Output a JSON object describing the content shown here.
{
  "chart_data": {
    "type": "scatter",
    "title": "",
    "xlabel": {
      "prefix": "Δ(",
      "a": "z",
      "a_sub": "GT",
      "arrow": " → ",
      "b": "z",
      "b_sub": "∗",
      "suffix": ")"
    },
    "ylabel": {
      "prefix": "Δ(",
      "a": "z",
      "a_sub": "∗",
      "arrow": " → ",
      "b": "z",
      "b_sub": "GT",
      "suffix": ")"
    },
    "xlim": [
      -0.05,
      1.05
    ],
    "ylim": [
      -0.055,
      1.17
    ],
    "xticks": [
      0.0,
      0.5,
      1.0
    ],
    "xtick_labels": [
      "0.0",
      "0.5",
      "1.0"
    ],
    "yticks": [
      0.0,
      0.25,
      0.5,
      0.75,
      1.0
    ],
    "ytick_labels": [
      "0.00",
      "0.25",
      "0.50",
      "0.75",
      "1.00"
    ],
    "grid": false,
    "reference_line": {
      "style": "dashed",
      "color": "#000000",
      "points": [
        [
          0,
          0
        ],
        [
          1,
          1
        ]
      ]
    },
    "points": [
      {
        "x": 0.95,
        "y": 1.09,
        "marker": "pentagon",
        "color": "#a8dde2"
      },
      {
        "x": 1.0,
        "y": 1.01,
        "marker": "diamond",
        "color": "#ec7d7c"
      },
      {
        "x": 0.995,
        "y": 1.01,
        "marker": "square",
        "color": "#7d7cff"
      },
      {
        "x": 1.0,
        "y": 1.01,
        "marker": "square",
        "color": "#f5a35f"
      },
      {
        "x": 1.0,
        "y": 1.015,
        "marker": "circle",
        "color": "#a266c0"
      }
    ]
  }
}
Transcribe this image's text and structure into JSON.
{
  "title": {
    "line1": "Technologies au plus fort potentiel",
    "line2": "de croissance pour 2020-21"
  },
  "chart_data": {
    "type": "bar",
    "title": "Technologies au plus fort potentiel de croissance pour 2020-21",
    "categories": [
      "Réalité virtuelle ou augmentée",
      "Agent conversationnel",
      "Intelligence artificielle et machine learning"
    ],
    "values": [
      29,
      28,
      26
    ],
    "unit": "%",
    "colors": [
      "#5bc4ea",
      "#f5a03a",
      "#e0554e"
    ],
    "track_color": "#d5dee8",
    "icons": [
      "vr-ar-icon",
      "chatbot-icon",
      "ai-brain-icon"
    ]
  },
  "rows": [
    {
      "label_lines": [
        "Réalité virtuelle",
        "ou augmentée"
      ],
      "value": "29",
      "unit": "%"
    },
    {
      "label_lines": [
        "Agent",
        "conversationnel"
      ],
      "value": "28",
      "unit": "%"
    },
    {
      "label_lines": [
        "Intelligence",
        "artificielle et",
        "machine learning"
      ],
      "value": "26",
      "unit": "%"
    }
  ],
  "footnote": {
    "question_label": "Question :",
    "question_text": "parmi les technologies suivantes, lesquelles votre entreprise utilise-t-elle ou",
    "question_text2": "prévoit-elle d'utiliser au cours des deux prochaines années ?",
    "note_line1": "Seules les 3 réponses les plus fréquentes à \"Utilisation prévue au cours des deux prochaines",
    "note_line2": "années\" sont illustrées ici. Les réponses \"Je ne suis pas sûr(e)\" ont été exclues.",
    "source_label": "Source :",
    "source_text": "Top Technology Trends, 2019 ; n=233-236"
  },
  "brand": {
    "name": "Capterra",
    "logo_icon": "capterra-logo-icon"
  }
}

| Task details |
Make an exact copy of the material above.

| Answer |
Output a JSON object describing the content shown here.
{
  "chart_data": {
    "type": "scatter",
    "title": "",
    "xlabel": {
      "prefix": "Δ(",
      "a": "z",
      "a_sub": "GT",
      "arrow": " → ",
      "b": "z",
      "b_sub": "∗",
      "suffix": ")"
    },
    "ylabel": {
      "prefix": "Δ(",
      "a": "z",
      "a_sub": "∗",
      "arrow": " → ",
      "b": "z",
      "b_sub": "GT",
      "suffix": ")"
    },
    "xlim": [
      -0.05,
      1.05
    ],
    "ylim": [
      -0.055,
      1.17
    ],
    "xticks": [
      0.0,
      0.5,
      1.0
    ],
    "xtick_labels": [
      "0.0",
      "0.5",
      "1.0"
    ],
    "yticks": [
      0.0,
      0.25,
      0.5,
      0.75,
      1.0
    ],
    "ytick_labels": [
      "0.00",
      "0.25",
      "0.50",
      "0.75",
      "1.00"
    ],
    "grid": false,
    "reference_line": {
      "style": "dashed",
      "color": "#000000",
      "points": [
        [
          0,
          0
        ],
        [
          1,
          1
        ]
      ]
    },
    "points": [
      {
        "x": 0.95,
        "y": 1.09,
        "marker": "pentagon",
        "color": "#a8dde2"
      },
      {
        "x": 1.0,
        "y": 1.01,
        "marker": "diamond",
        "color": "#ec7d7c"
      },
      {
        "x": 0.995,
        "y": 1.01,
        "marker": "square",
        "color": "#7d7cff"
      },
      {
        "x": 1.0,
        "y": 1.01,
        "marker": "square",
        "color": "#f5a35f"
      },
      {
        "x": 1.0,
        "y": 1.015,
        "marker": "circle",
        "color": "#a266c0"
      }
    ]
  }
}
Transcribe this image's text and structure into JSON.
{
  "title": {
    "line1": "Technologies au plus fort potentiel",
    "line2": "de croissance pour 2020-21"
  },
  "chart_data": {
    "type": "bar",
    "title": "Technologies au plus fort potentiel de croissance pour 2020-21",
    "categories": [
      "Réalité virtuelle ou augmentée",
      "Agent conversationnel",
      "Intelligence artificielle et machine learning"
    ],
    "values": [
      29,
      28,
      26
    ],
    "unit": "%",
    "colors": [
      "#5bc4ea",
      "#f5a03a",
      "#e0554e"
    ],
    "track_color": "#d5dee8",
    "icons": [
      "vr-ar-icon",
      "chatbot-icon",
      "ai-brain-icon"
    ]
  },
  "rows": [
    {
      "label_lines": [
        "Réalité virtuelle",
        "ou augmentée"
      ],
      "value": "29",
      "unit": "%"
    },
    {
      "label_lines": [
        "Agent",
        "conversationnel"
      ],
      "value": "28",
      "unit": "%"
    },
    {
      "label_lines": [
        "Intelligence",
        "artificielle et",
        "machine learning"
      ],
      "value": "26",
      "unit": "%"
    }
  ],
  "footnote": {
    "question_label": "Question :",
    "question_text": "parmi les technologies suivantes, lesquelles votre entreprise utilise-t-elle ou",
    "question_text2": "prévoit-elle d'utiliser au cours des deux prochaines années ?",
    "note_line1": "Seules les 3 réponses les plus fréquentes à \"Utilisation prévue au cours des deux prochaines",
    "note_line2": "années\" sont illustrées ici. Les réponses \"Je ne suis pas sûr(e)\" ont été exclues.",
    "source_label": "Source :",
    "source_text": "Top Technology Trends, 2019 ; n=233-236"
  },
  "brand": {
    "name": "Capterra",
    "logo_icon": "capterra-logo-icon"
  }
}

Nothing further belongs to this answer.